_What to produce:_
Please pull out every line that includes the string "savollarga".

_Records for this exercise:_
╭──
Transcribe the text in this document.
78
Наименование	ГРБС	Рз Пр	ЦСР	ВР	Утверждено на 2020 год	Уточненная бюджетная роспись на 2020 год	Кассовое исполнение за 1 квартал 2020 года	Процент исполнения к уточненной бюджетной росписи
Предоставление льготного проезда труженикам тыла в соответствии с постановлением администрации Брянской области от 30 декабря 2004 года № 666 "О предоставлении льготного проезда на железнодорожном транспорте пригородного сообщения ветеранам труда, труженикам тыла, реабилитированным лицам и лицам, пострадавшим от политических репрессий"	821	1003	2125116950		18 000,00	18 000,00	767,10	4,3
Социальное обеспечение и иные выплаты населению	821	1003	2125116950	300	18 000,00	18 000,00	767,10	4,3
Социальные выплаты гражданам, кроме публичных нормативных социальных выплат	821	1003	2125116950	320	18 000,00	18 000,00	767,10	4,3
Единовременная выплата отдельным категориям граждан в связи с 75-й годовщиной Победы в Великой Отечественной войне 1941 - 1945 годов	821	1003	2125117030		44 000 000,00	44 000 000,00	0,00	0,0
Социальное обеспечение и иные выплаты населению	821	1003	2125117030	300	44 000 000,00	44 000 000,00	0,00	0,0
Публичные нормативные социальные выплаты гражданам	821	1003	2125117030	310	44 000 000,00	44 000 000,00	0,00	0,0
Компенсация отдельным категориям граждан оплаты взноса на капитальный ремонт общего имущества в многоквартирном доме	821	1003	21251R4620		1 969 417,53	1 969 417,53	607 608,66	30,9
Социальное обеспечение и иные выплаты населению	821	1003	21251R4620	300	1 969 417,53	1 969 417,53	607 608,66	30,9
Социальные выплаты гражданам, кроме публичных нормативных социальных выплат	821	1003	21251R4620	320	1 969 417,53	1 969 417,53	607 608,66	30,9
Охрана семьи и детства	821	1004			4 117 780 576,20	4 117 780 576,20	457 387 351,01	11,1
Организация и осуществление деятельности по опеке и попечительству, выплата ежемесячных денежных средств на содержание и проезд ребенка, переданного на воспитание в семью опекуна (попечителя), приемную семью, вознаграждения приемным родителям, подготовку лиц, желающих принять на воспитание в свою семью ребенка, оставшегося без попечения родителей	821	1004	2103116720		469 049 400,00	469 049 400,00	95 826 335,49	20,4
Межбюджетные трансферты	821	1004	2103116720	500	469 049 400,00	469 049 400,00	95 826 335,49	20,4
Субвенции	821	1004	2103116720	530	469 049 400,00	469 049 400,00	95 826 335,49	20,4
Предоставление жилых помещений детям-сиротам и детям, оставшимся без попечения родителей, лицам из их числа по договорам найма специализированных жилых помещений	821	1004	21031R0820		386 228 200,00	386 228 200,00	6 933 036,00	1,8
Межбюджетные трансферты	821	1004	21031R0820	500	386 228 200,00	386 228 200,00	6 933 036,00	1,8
╰──
╭──
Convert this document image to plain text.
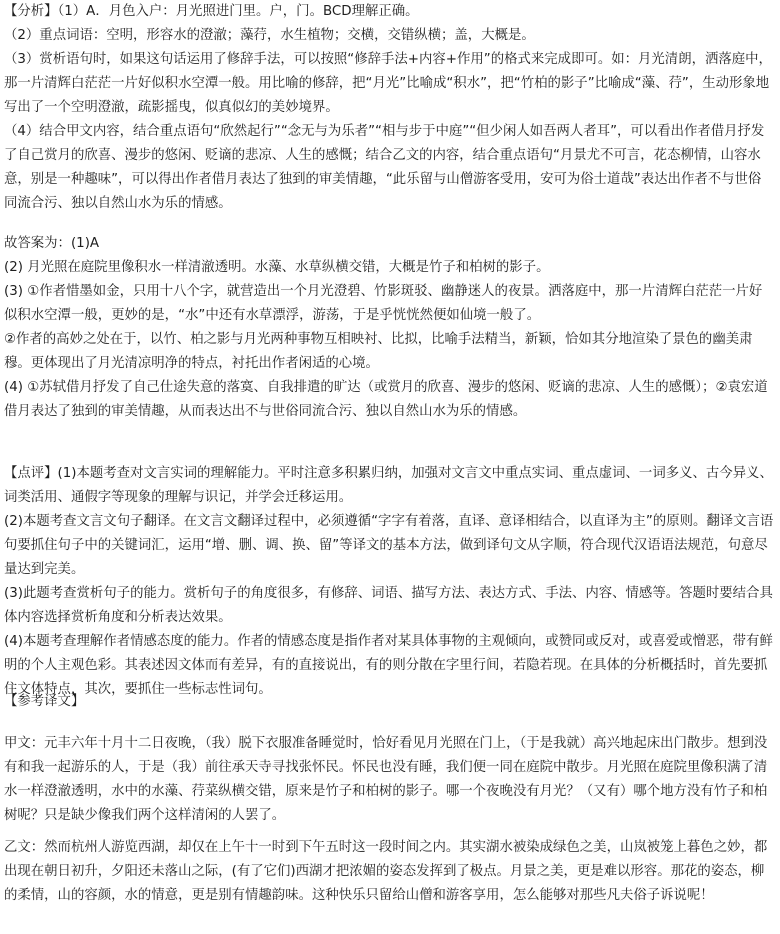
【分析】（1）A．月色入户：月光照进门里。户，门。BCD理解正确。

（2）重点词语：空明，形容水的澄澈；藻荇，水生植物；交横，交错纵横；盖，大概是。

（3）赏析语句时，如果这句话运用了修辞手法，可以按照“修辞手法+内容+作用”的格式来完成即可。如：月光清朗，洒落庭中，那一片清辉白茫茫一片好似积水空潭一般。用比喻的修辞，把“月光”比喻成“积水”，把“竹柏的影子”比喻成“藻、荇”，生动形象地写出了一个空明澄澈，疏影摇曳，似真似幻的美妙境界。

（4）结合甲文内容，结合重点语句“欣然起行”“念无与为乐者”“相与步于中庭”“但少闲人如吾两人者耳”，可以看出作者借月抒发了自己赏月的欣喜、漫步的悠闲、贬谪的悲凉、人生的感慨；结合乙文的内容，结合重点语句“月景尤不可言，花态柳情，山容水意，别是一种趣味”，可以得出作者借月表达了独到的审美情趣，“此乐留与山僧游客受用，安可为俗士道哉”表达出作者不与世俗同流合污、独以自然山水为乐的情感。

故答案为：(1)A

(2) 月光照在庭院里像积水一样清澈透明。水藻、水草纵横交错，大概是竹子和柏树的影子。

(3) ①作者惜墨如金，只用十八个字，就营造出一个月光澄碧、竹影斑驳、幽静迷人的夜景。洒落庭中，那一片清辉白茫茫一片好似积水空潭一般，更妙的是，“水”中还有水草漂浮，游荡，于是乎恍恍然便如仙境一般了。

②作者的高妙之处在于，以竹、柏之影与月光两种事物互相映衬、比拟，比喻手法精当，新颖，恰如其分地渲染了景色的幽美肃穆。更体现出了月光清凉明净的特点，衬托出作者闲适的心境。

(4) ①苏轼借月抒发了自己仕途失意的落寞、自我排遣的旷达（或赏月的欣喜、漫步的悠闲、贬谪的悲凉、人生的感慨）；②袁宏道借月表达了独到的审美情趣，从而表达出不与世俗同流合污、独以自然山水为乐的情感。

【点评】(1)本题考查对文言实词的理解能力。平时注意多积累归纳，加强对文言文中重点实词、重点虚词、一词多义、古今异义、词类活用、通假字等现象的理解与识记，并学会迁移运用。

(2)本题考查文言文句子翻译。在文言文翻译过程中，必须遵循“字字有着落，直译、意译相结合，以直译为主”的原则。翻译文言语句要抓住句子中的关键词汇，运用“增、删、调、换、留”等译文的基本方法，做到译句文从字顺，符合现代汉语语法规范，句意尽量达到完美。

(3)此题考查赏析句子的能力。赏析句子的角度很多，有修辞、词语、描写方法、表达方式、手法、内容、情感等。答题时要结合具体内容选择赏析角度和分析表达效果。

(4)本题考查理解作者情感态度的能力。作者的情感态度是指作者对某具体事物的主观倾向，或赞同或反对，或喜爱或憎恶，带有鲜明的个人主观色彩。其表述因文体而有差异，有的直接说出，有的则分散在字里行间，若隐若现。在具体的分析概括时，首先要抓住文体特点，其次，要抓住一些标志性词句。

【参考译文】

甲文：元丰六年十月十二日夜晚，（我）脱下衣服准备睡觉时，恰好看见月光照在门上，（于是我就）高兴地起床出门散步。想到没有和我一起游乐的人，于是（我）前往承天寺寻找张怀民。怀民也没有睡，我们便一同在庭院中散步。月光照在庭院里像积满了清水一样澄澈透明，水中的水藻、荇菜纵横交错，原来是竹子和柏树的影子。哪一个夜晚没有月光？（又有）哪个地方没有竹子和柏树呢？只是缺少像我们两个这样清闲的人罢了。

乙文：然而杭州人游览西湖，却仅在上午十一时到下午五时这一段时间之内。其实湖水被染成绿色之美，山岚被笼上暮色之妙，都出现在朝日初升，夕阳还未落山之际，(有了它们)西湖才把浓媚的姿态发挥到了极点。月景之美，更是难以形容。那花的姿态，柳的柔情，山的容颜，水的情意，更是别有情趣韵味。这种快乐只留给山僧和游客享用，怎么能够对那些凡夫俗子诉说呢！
╰──
╭──
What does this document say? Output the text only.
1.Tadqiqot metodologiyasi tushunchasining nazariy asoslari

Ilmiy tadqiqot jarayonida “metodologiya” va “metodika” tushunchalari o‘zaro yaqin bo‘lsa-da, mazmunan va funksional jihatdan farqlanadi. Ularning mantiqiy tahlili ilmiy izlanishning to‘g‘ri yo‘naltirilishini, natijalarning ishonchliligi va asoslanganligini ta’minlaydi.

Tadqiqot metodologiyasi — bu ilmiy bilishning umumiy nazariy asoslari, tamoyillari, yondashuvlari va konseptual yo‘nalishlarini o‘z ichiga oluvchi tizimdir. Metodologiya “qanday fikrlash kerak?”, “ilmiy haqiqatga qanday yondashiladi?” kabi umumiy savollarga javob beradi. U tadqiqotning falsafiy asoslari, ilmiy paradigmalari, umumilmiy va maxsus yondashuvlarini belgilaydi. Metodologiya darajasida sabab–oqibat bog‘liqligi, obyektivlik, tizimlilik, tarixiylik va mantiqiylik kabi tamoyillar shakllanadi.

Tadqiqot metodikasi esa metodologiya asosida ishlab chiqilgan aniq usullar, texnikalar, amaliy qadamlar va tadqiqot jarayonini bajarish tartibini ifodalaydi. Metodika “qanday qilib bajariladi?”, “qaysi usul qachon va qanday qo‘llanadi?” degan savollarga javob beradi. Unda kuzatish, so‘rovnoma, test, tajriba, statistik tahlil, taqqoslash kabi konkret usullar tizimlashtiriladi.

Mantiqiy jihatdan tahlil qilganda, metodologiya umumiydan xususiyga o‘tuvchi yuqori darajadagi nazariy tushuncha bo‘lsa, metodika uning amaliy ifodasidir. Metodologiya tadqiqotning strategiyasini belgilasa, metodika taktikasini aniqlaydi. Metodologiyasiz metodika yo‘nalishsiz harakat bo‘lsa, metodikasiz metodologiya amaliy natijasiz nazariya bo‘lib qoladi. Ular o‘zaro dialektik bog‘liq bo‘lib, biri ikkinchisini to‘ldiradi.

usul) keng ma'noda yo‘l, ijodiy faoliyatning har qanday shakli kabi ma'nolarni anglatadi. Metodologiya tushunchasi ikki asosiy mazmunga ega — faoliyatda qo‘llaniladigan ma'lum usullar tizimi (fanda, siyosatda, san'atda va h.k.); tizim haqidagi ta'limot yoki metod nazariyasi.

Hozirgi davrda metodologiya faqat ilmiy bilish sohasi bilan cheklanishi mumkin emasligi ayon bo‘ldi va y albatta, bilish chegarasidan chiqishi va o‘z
╰──
_Finished exercise:_
Tadqiqot metodologiyasi — bu ilmiy bilishning umumiy nazariy asoslari, tamoyillari, yondashuvlari va konseptual yo‘nalishlarini o‘z ichiga oluvchi tizimdir. Metodologiya “qanday fikrlash kerak?”, “ilmiy haqiqatga qanday yondashiladi?” kabi umumiy savollarga javob beradi. U tadqiqotning falsafiy asoslari, ilmiy paradigmalari, umumilmiy va maxsus yondashuvlarini belgilaydi. Metodologiya darajasida sabab–oqibat bog‘liqligi, obyektivlik, tizimlilik, tarixiylik va mantiqiylik kabi tamoyillar shakllanadi.
Tadqiqot metodikasi esa metodologiya asosida ishlab chiqilgan aniq usullar, texnikalar, amaliy qadamlar va tadqiqot jarayonini bajarish tartibini ifodalaydi. Metodika “qanday qilib bajariladi?”, “qaysi usul qachon va qanday qo‘llanadi?” degan savollarga javob beradi. Unda kuzatish, so‘rovnoma, test, tajriba, statistik tahlil, taqqoslash kabi konkret usullar tizimlashtiriladi.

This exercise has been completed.